Element and region data
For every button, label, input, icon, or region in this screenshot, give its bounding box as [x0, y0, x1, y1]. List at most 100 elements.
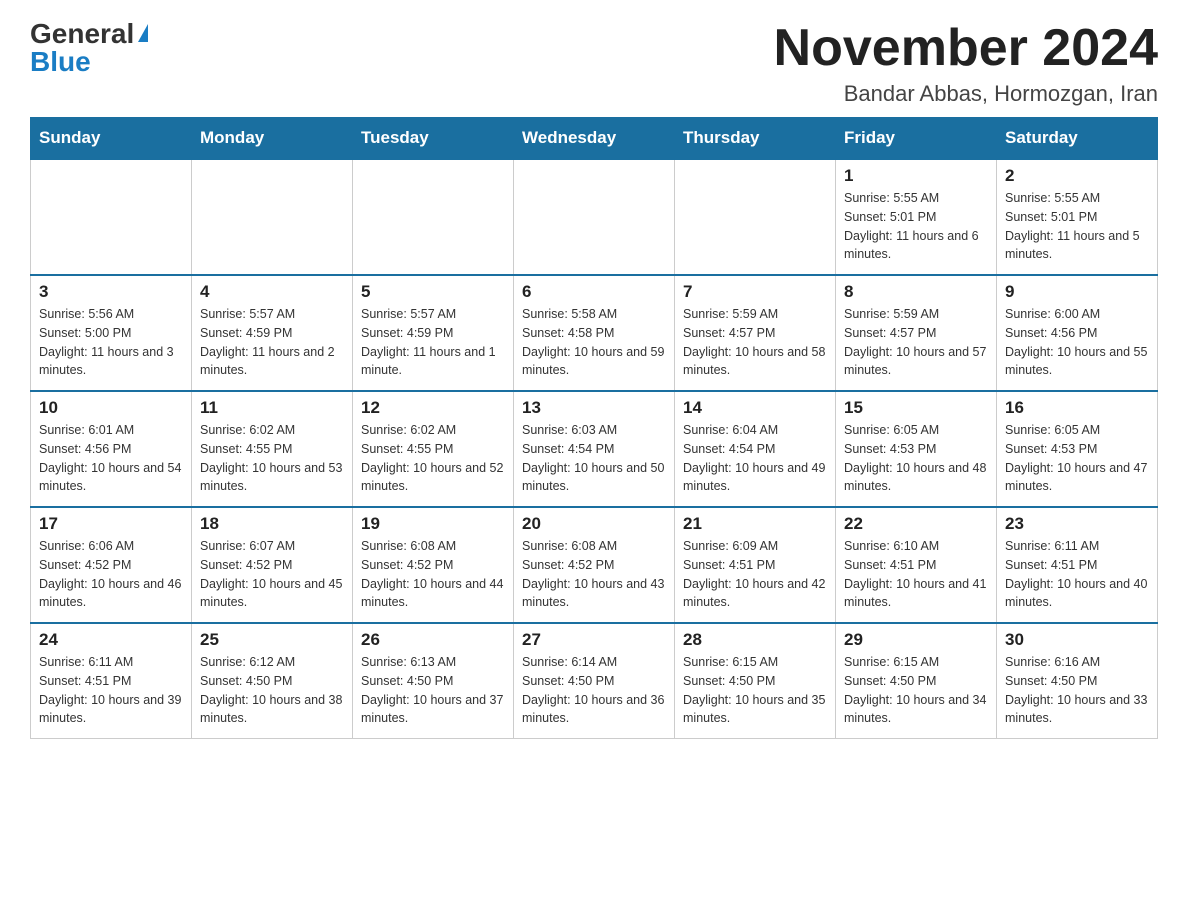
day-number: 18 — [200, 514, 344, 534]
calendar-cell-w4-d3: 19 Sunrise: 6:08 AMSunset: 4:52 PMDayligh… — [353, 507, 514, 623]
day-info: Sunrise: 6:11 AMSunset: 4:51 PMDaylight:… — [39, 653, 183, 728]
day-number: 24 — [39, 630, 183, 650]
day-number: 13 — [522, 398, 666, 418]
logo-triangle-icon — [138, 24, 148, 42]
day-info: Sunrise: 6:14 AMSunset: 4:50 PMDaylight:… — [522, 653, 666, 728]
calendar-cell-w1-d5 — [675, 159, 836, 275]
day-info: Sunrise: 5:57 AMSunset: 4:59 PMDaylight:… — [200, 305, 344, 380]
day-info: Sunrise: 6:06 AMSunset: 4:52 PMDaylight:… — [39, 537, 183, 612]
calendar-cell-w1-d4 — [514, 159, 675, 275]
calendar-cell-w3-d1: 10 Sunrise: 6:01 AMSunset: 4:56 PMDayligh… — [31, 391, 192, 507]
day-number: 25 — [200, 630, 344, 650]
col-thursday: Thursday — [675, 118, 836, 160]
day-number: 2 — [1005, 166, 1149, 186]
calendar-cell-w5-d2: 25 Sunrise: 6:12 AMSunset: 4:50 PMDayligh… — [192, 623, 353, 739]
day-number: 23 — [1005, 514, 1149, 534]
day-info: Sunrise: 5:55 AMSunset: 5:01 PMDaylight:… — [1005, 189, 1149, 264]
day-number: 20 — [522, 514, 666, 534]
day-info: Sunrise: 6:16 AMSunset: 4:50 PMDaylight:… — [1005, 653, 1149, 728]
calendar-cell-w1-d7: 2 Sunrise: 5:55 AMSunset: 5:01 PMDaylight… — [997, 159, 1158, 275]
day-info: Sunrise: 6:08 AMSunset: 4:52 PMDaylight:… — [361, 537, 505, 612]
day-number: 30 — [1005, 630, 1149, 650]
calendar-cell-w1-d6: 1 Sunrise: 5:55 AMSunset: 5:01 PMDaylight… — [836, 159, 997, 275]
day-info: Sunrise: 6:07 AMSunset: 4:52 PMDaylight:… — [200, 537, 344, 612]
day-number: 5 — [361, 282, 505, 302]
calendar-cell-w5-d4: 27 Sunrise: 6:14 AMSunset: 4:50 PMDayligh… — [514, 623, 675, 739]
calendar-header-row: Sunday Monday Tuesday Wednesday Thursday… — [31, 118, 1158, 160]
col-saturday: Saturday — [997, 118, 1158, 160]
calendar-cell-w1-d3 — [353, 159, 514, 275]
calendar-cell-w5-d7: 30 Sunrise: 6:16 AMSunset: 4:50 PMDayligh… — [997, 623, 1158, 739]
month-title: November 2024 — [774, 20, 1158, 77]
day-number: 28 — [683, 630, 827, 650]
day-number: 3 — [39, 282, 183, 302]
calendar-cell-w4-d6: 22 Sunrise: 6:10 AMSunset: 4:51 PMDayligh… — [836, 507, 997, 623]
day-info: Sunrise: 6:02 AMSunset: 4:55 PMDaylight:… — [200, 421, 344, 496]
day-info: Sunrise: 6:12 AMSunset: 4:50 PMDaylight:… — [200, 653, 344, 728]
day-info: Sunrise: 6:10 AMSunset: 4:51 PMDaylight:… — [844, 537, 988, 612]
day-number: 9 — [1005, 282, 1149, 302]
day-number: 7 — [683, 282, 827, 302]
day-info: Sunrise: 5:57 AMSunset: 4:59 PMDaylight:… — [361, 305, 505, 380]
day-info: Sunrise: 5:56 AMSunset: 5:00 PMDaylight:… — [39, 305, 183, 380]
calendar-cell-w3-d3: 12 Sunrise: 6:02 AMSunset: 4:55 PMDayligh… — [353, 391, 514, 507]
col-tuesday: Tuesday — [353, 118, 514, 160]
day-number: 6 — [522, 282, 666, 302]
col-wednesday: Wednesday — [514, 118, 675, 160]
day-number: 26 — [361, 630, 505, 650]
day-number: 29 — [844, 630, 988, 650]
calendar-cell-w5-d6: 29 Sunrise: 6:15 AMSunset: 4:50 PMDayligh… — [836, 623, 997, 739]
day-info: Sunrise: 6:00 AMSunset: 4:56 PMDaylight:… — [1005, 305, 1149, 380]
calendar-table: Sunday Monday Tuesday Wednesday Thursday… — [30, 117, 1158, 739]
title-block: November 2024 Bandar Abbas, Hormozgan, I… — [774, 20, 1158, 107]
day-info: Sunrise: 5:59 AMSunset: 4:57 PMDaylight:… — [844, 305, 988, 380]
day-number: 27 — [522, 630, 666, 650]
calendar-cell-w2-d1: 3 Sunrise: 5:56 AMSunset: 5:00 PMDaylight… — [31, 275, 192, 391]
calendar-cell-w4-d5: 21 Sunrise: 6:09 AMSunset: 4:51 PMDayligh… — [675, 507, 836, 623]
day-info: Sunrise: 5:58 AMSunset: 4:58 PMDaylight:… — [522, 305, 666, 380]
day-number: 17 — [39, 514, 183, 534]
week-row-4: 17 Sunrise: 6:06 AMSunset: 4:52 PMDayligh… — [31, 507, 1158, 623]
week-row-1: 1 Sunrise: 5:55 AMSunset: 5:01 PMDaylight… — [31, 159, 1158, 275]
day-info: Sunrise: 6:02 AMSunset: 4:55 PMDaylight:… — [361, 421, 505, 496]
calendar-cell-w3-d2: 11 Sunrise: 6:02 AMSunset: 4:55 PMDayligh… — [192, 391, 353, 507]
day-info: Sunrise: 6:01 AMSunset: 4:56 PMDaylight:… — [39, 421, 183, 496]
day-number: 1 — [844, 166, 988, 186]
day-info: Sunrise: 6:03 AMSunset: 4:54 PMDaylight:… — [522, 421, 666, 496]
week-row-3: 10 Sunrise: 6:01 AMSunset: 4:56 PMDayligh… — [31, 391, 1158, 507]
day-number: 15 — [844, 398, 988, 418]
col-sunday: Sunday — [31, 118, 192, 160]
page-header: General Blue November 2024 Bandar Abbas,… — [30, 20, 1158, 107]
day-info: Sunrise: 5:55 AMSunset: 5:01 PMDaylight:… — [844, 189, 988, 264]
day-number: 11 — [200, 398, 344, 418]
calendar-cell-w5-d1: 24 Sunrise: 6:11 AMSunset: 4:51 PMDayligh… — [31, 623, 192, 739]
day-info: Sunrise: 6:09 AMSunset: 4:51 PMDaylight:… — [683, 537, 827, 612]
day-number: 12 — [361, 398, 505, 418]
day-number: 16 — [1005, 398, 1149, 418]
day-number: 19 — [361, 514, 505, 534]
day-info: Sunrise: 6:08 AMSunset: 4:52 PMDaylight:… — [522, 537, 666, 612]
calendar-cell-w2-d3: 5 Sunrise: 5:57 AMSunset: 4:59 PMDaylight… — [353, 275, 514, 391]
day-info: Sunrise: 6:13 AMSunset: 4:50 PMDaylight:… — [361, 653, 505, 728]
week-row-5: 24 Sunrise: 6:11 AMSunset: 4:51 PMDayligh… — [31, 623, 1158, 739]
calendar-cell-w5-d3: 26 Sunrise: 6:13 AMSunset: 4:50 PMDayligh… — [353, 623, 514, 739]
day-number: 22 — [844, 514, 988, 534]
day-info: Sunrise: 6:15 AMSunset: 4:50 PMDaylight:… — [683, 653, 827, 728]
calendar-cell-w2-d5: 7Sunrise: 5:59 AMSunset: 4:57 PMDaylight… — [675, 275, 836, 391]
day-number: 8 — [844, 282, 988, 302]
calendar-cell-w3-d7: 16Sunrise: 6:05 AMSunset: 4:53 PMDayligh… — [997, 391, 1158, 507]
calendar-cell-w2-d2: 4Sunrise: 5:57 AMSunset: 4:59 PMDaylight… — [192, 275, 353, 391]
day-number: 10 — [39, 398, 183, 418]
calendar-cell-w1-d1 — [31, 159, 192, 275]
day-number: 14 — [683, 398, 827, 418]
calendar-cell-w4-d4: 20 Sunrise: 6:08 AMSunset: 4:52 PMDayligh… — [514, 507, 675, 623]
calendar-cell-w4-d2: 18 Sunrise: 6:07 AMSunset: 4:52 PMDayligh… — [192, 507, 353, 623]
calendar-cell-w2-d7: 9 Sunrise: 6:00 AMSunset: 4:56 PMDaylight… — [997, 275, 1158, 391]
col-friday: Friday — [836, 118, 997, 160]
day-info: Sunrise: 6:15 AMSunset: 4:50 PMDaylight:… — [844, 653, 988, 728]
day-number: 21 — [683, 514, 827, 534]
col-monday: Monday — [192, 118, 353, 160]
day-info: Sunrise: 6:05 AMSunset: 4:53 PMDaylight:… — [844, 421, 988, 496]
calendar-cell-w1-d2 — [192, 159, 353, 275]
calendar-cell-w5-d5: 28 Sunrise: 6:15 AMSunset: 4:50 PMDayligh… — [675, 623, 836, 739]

--

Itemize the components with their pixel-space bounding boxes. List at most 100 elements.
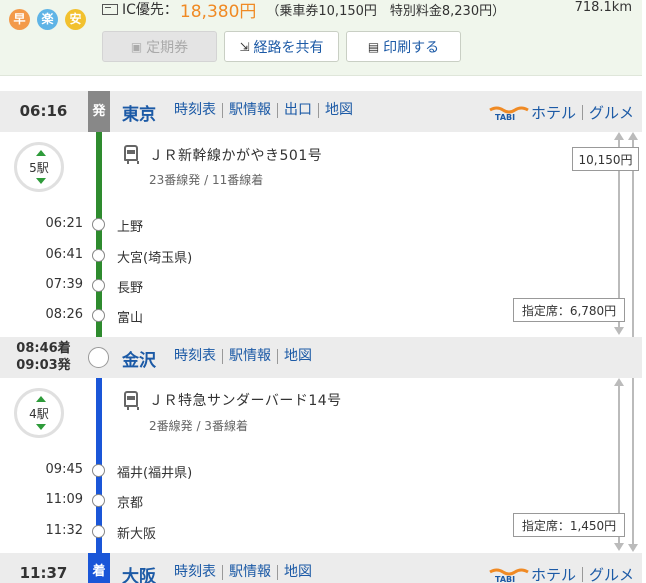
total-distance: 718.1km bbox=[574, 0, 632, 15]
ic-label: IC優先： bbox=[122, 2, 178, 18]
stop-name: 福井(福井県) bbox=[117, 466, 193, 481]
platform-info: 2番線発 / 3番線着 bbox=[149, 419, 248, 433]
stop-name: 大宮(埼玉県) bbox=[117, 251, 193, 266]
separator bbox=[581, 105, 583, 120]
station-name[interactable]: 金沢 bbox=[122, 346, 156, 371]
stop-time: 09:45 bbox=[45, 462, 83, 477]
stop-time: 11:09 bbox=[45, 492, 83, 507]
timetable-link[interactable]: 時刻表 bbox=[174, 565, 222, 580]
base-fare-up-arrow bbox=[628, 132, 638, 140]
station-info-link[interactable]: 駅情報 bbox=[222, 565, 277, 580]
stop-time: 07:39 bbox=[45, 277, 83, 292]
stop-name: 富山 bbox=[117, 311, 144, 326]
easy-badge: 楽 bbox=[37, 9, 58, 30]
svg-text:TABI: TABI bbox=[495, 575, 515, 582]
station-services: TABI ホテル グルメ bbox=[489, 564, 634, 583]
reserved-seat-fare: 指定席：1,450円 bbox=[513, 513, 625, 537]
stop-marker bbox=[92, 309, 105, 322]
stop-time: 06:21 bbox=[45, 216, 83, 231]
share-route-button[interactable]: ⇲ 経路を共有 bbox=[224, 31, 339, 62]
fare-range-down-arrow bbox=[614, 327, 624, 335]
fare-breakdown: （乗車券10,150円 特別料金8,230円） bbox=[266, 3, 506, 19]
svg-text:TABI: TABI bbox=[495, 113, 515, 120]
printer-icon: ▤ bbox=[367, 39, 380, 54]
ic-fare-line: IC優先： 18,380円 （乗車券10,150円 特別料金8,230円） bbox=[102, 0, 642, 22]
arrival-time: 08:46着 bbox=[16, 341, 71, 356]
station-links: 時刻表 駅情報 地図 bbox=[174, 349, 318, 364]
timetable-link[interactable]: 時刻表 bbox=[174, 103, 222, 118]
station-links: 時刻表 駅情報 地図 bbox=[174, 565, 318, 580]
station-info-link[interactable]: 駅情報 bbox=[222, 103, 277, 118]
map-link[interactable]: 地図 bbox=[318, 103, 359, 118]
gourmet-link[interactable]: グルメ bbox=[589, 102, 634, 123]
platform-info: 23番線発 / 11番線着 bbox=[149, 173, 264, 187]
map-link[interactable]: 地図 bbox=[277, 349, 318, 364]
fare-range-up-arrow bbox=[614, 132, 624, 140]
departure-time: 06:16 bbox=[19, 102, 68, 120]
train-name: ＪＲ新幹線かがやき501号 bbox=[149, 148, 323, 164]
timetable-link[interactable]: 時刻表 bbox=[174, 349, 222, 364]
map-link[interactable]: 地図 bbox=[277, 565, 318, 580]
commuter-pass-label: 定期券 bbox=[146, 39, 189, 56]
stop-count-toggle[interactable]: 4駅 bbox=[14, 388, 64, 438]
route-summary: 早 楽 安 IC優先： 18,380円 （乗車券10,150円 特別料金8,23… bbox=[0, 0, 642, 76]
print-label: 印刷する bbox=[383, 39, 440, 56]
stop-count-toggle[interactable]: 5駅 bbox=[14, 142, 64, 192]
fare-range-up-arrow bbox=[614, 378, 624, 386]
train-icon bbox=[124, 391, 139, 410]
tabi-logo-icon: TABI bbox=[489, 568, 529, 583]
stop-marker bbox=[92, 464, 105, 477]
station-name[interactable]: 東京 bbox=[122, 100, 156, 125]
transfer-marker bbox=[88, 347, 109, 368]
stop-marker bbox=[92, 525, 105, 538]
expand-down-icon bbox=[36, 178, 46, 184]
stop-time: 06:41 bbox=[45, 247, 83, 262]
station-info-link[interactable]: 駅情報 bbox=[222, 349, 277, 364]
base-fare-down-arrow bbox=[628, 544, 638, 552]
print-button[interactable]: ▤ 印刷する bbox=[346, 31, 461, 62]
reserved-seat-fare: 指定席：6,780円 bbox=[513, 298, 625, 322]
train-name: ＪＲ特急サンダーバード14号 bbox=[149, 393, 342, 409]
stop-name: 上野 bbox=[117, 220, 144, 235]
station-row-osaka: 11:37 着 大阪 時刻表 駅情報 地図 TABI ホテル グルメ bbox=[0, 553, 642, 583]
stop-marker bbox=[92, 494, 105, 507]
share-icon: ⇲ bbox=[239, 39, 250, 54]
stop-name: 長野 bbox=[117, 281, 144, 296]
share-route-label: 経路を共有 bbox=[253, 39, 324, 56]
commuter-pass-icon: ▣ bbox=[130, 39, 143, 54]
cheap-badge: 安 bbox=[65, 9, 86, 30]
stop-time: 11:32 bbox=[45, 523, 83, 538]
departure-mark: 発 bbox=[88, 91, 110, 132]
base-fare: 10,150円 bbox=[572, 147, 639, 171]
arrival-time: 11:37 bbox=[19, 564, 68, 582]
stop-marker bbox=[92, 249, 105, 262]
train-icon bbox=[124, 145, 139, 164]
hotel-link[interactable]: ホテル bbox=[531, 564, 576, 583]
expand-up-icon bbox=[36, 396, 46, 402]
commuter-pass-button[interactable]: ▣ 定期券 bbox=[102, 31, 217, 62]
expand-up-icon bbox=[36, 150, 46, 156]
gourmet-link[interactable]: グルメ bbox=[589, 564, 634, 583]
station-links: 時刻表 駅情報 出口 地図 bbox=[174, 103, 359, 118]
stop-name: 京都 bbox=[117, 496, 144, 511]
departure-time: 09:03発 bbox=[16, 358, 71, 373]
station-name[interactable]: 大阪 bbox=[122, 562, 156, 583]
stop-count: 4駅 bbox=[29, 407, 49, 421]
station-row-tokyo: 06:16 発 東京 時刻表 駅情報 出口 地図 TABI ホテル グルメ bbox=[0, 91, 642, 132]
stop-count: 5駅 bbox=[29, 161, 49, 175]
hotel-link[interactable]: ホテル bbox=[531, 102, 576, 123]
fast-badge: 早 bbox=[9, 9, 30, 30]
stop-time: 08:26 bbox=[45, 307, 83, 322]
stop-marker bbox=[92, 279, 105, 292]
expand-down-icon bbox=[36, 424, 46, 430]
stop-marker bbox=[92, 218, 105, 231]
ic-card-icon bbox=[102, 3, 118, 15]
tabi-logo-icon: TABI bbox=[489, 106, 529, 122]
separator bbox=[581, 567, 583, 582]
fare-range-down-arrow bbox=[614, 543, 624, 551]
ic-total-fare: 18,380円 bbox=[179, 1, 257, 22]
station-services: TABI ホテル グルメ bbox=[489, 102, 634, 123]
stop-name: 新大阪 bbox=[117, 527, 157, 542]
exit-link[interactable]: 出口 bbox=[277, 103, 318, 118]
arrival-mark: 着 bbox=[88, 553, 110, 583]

...

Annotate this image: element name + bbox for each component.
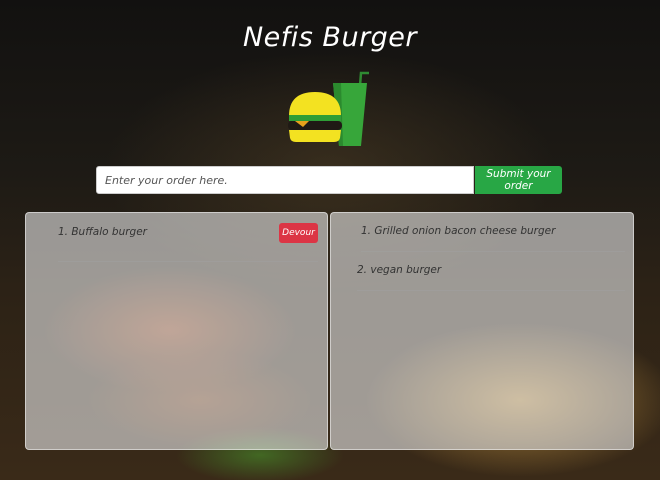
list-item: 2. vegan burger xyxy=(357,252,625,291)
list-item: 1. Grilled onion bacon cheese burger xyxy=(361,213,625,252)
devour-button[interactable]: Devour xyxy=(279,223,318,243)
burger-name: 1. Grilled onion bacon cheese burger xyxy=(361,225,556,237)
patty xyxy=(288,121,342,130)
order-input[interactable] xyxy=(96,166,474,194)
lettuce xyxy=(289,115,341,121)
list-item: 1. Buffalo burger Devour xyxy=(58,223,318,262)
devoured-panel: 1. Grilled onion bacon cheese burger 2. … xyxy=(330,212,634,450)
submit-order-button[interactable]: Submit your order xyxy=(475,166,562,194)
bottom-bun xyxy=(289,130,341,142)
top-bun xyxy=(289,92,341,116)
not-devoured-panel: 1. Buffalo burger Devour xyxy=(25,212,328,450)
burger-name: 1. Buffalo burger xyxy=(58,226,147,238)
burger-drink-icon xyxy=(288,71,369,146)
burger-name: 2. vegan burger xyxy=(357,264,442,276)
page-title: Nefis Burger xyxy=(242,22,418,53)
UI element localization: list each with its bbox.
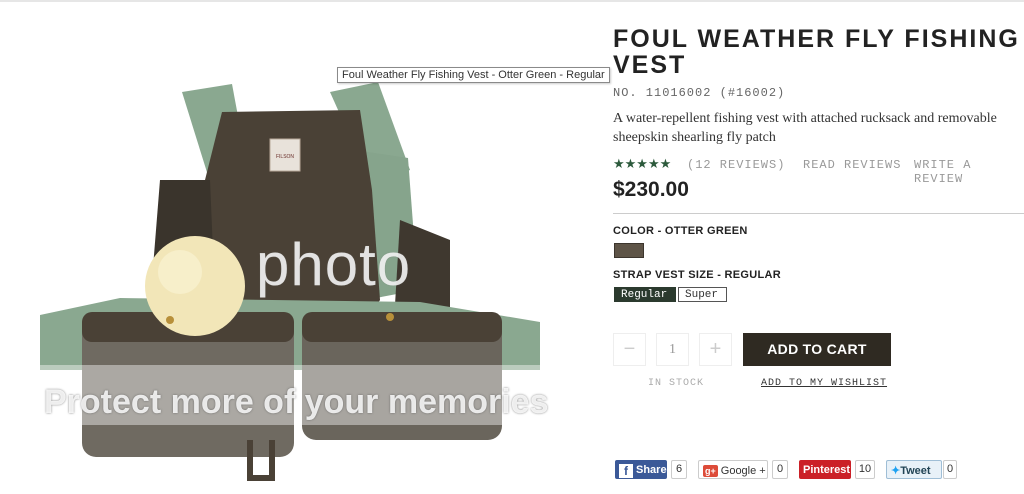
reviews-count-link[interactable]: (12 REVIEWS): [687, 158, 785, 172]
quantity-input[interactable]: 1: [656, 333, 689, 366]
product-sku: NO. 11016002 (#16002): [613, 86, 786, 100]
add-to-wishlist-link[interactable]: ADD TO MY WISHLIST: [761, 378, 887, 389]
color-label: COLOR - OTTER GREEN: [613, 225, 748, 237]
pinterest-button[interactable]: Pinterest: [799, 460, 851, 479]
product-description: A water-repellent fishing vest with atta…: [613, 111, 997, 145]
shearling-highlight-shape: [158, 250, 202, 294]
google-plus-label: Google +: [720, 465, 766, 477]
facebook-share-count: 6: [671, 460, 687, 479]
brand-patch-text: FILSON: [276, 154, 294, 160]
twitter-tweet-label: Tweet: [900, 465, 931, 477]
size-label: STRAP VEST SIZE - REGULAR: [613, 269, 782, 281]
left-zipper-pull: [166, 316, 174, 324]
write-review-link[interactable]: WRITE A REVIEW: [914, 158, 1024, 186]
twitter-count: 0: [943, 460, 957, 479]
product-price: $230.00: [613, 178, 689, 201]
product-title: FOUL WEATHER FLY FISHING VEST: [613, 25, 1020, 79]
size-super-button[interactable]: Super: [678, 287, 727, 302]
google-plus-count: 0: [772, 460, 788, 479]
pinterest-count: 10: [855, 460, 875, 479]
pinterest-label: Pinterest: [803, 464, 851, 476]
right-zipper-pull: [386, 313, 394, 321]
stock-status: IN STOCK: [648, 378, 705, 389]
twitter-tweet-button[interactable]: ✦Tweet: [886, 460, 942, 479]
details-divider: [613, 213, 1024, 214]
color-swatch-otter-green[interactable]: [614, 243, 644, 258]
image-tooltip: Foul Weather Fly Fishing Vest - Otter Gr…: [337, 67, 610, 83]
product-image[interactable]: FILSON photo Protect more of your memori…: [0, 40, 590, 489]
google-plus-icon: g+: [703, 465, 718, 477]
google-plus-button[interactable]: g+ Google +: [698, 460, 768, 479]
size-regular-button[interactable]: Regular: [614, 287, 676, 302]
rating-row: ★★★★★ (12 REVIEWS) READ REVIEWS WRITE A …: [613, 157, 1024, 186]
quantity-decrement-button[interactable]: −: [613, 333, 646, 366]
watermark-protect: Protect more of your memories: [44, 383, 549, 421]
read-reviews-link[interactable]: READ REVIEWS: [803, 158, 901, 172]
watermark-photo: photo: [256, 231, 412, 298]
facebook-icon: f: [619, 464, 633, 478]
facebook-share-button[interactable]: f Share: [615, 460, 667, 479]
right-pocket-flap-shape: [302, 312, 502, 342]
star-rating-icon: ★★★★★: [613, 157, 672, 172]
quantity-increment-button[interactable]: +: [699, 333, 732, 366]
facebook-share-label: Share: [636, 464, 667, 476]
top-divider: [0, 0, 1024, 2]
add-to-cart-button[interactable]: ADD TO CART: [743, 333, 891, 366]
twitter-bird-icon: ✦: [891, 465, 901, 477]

## Requirements
Pull out every record from the line containing "list-item: 2. vegan" down to the line containing "burger-drink-icon xyxy=(288,71,369,146)", including both, and reproduce them unchanged.

## The solution
list-item: 2. vegan burger xyxy=(357,252,625,291)
list-item: 1. Grilled onion bacon cheese burger xyxy=(361,213,625,252)
devour-button[interactable]: Devour xyxy=(279,223,318,243)
burger-name: 1. Grilled onion bacon cheese burger xyxy=(361,225,556,237)
patty xyxy=(288,121,342,130)
order-input[interactable] xyxy=(96,166,474,194)
lettuce xyxy=(289,115,341,121)
list-item: 1. Buffalo burger Devour xyxy=(58,223,318,262)
devoured-panel: 1. Grilled onion bacon cheese burger 2. … xyxy=(330,212,634,450)
submit-order-button[interactable]: Submit your order xyxy=(475,166,562,194)
bottom-bun xyxy=(289,130,341,142)
top-bun xyxy=(289,92,341,116)
not-devoured-panel: 1. Buffalo burger Devour xyxy=(25,212,328,450)
burger-name: 1. Buffalo burger xyxy=(58,226,147,238)
burger-drink-icon xyxy=(288,71,369,146)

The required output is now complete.